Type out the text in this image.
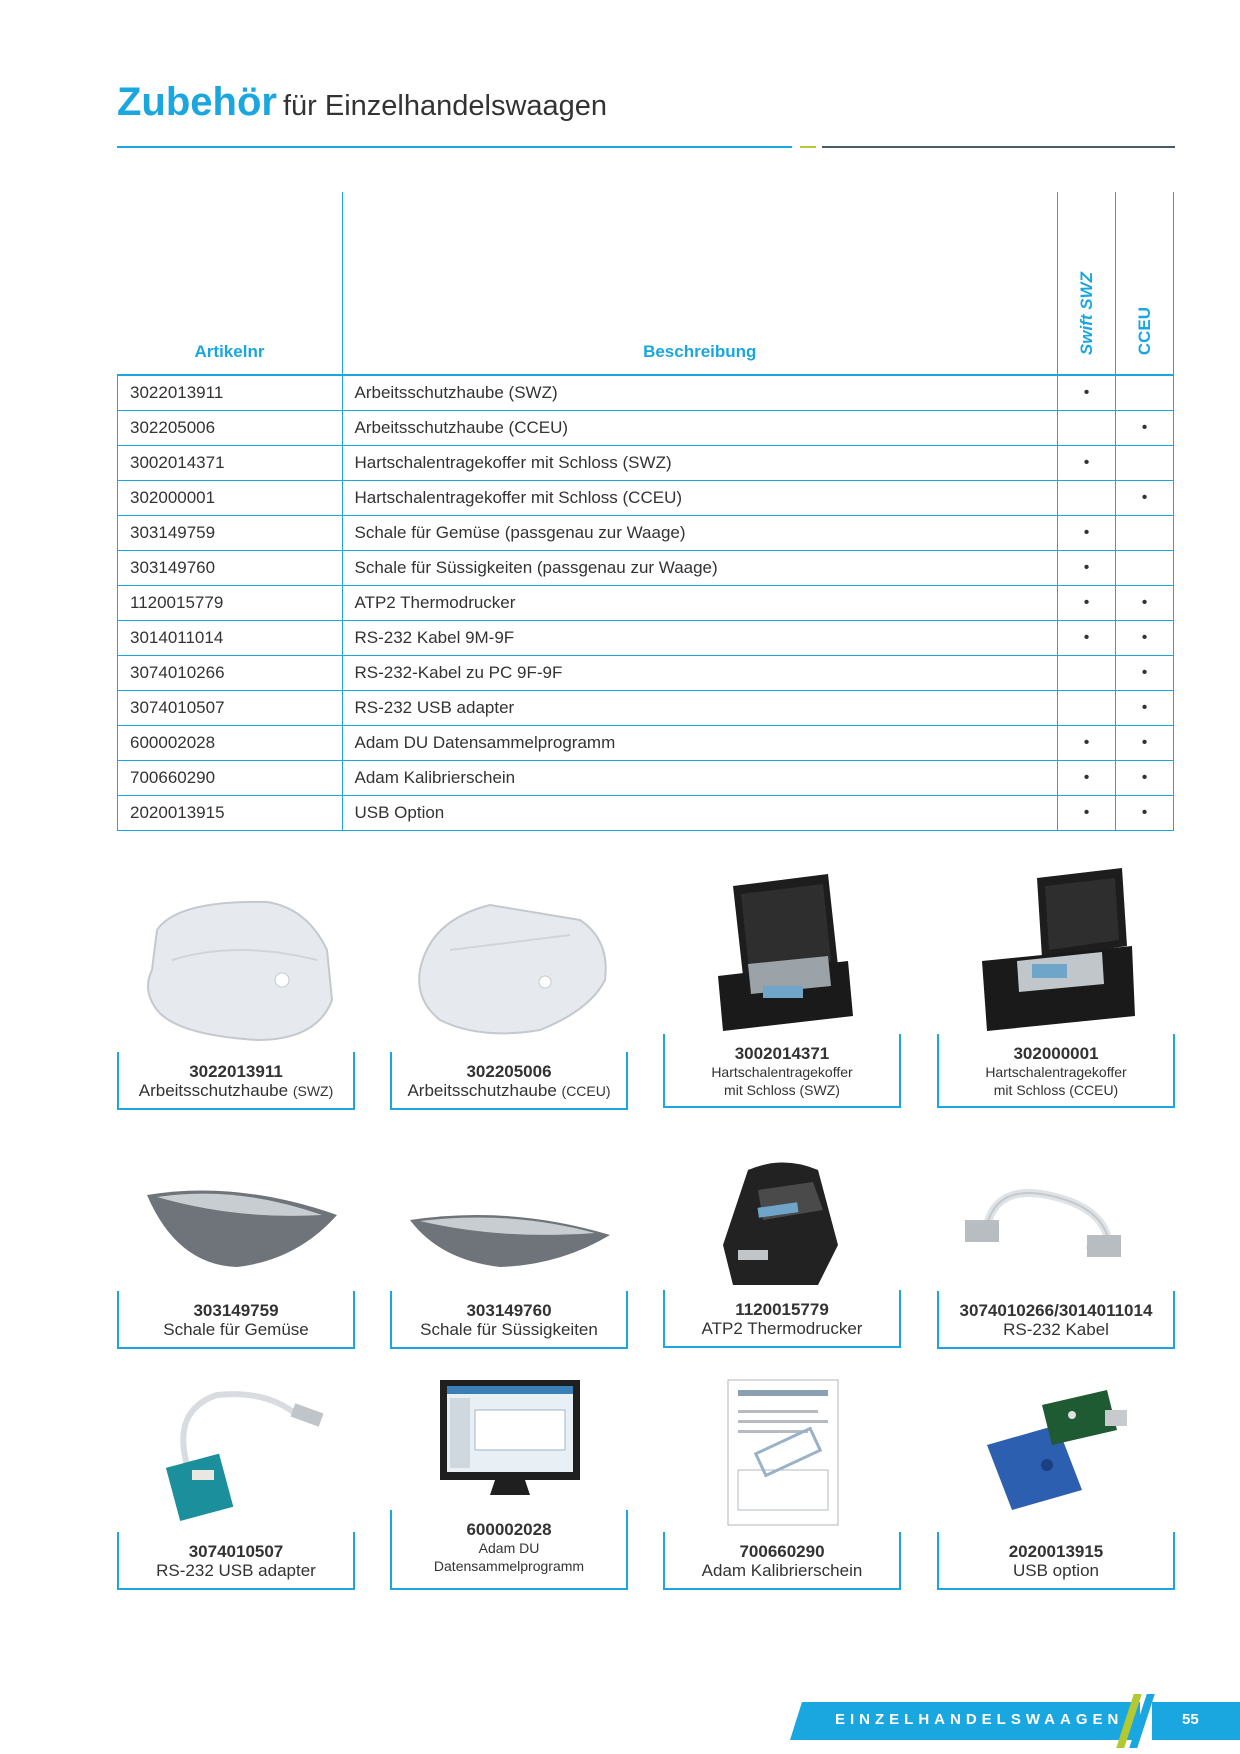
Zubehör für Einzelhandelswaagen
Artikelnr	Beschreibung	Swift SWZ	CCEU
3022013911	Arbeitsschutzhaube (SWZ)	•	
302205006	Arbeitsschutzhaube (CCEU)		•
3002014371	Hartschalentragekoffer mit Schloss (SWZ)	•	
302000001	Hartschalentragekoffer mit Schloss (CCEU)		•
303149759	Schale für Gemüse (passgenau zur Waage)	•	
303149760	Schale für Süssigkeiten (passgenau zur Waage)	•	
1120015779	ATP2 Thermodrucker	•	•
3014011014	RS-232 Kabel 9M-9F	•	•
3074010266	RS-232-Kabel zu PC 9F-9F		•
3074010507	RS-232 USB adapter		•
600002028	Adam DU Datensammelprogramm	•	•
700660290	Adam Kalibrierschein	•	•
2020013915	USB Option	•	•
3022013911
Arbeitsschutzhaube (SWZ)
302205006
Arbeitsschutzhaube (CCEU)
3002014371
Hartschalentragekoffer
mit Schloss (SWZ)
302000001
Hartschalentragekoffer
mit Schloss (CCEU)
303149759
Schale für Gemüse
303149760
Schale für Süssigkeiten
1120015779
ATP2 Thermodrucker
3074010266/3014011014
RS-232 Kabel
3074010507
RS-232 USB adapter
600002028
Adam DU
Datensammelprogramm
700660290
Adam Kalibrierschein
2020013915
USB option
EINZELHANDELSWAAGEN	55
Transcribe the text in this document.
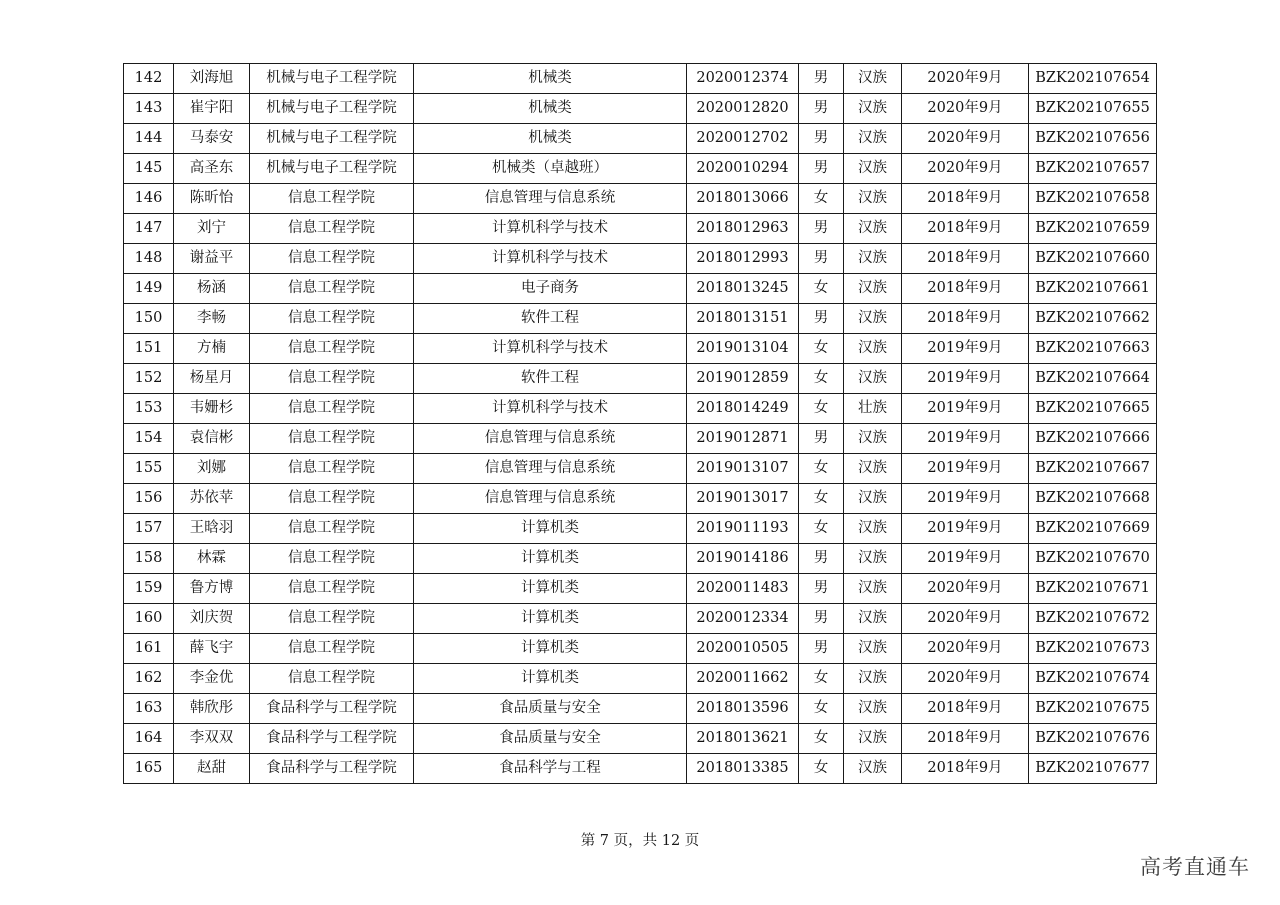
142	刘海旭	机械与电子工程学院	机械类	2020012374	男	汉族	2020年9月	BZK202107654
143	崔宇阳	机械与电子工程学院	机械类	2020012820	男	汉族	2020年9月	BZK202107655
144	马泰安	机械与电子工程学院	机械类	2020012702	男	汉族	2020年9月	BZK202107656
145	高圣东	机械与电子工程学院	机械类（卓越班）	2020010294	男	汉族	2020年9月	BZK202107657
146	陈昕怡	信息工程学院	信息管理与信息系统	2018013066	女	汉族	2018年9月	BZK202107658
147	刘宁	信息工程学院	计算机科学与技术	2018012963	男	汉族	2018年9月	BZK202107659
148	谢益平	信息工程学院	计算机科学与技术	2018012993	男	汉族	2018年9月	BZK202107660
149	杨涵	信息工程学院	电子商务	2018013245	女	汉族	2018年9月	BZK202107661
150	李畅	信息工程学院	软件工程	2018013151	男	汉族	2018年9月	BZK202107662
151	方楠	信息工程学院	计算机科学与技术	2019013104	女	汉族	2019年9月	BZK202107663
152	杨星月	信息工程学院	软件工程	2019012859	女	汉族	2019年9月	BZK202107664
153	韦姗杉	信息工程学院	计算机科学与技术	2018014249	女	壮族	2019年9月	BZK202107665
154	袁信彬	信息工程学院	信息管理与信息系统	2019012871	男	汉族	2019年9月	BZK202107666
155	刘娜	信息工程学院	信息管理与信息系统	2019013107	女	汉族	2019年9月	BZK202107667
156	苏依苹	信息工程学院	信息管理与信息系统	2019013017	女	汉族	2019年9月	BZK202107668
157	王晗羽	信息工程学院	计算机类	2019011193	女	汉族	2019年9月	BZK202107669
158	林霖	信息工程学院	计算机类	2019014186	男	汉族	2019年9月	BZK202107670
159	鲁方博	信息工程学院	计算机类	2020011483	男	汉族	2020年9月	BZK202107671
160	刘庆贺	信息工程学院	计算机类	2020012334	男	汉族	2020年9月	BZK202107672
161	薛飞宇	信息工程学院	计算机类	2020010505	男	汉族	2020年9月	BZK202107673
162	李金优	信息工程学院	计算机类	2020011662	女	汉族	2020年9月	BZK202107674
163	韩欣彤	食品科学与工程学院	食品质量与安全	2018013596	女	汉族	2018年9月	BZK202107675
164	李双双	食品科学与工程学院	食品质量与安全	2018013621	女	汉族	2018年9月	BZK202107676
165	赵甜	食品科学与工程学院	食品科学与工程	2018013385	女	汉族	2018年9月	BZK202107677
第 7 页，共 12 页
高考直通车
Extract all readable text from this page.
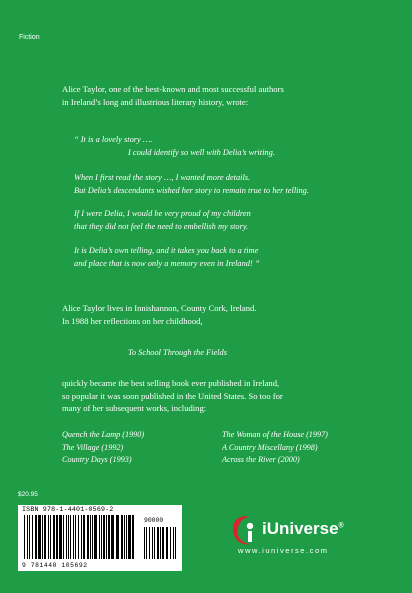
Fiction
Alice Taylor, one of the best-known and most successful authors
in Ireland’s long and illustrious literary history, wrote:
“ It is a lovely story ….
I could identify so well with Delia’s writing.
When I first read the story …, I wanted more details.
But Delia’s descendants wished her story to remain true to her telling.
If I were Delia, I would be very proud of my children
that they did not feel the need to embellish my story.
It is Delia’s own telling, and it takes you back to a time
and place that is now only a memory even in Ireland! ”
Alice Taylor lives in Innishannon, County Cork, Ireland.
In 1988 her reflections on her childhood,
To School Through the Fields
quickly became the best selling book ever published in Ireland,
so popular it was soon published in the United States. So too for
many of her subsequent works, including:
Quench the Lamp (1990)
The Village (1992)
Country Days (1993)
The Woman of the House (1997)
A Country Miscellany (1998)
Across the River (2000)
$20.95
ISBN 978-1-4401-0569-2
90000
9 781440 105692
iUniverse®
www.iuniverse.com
•••
REQUIREMENTS:
Scan the material above for the string "Schloss" and report each line where you find it.

RESPONSE:
3002014371	Hartschalentragekoffer mit Schloss (SWZ)	•	
302000001	Hartschalentragekoffer mit Schloss (CCEU)		•
mit Schloss (SWZ)
mit Schloss (CCEU)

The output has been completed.